[Task brief]
Which lines in the material below contain the word "this"? Copy each of them.

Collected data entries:
- - -
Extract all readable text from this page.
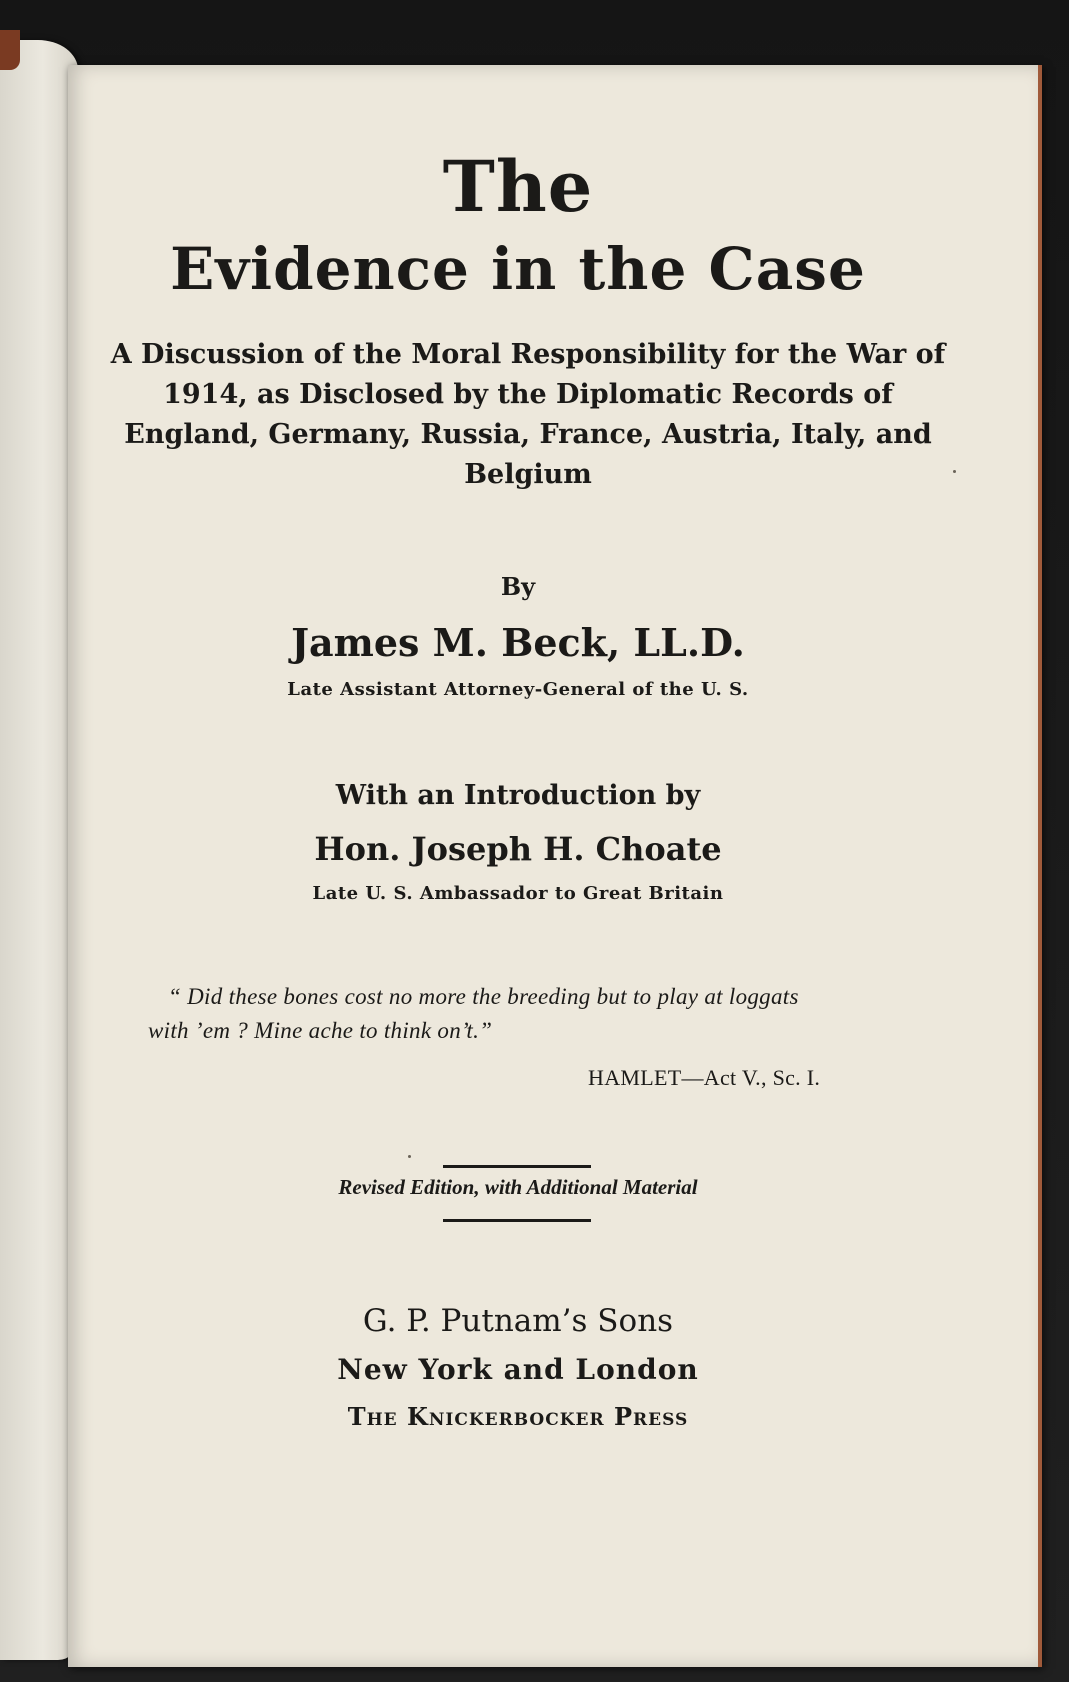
The
Evidence in the Case
A Discussion of the Moral Responsibility for the War of 1914, as Disclosed by the Diplomatic Records of England, Germany, Russia, France, Austria, Italy, and Belgium
By
James M. Beck, LL.D.
Late Assistant Attorney-General of the U. S.
With an Introduction by
Hon. Joseph H. Choate
Late U. S. Ambassador to Great Britain
“ Did these bones cost no more the breeding but to play at loggats
with ’em ? Mine ache to think on’t.”
HAMLET—Act V., Sc. I.
Revised Edition, with Additional Material
G. P. Putnam’s Sons
New York and London
The Knickerbocker Press
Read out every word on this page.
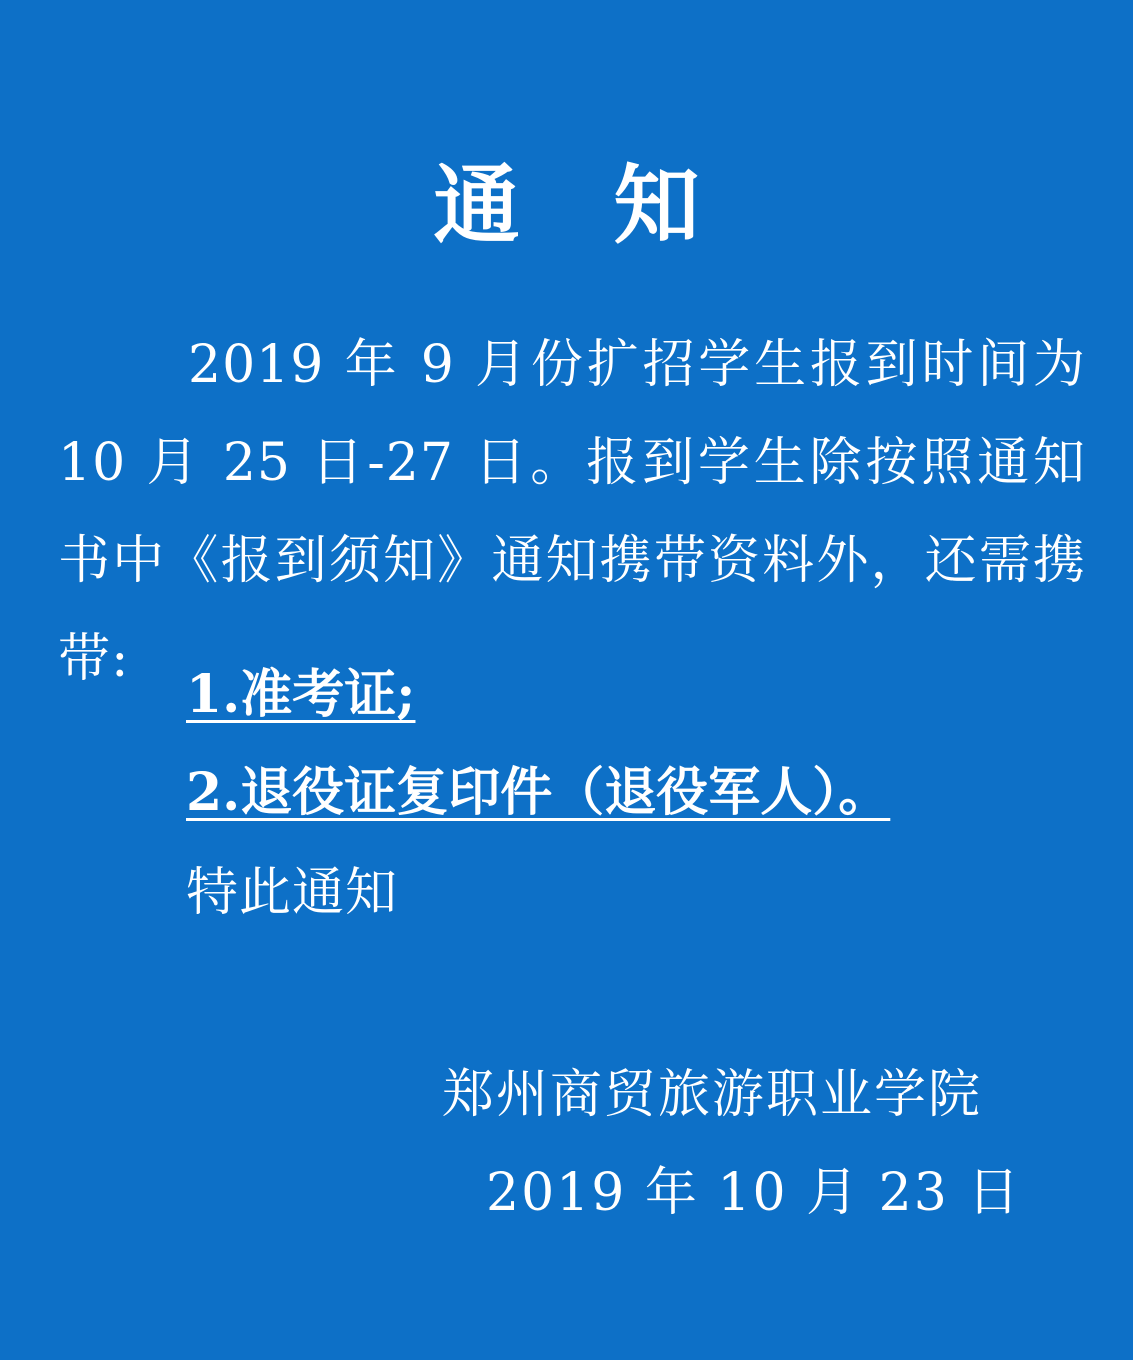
通 知

2019 年 9 月份扩招学生报到时间为 10 月 25 日-27 日。报到学生除按照通知书中《报到须知》通知携带资料外，还需携带:

1.准考证;
2.退役证复印件（退役军人）。
特此通知
郑州商贸旅游职业学院
2019 年 10 月 23 日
- - -
[Reply]
Extract all readable text from this page.
Read out every word on this page.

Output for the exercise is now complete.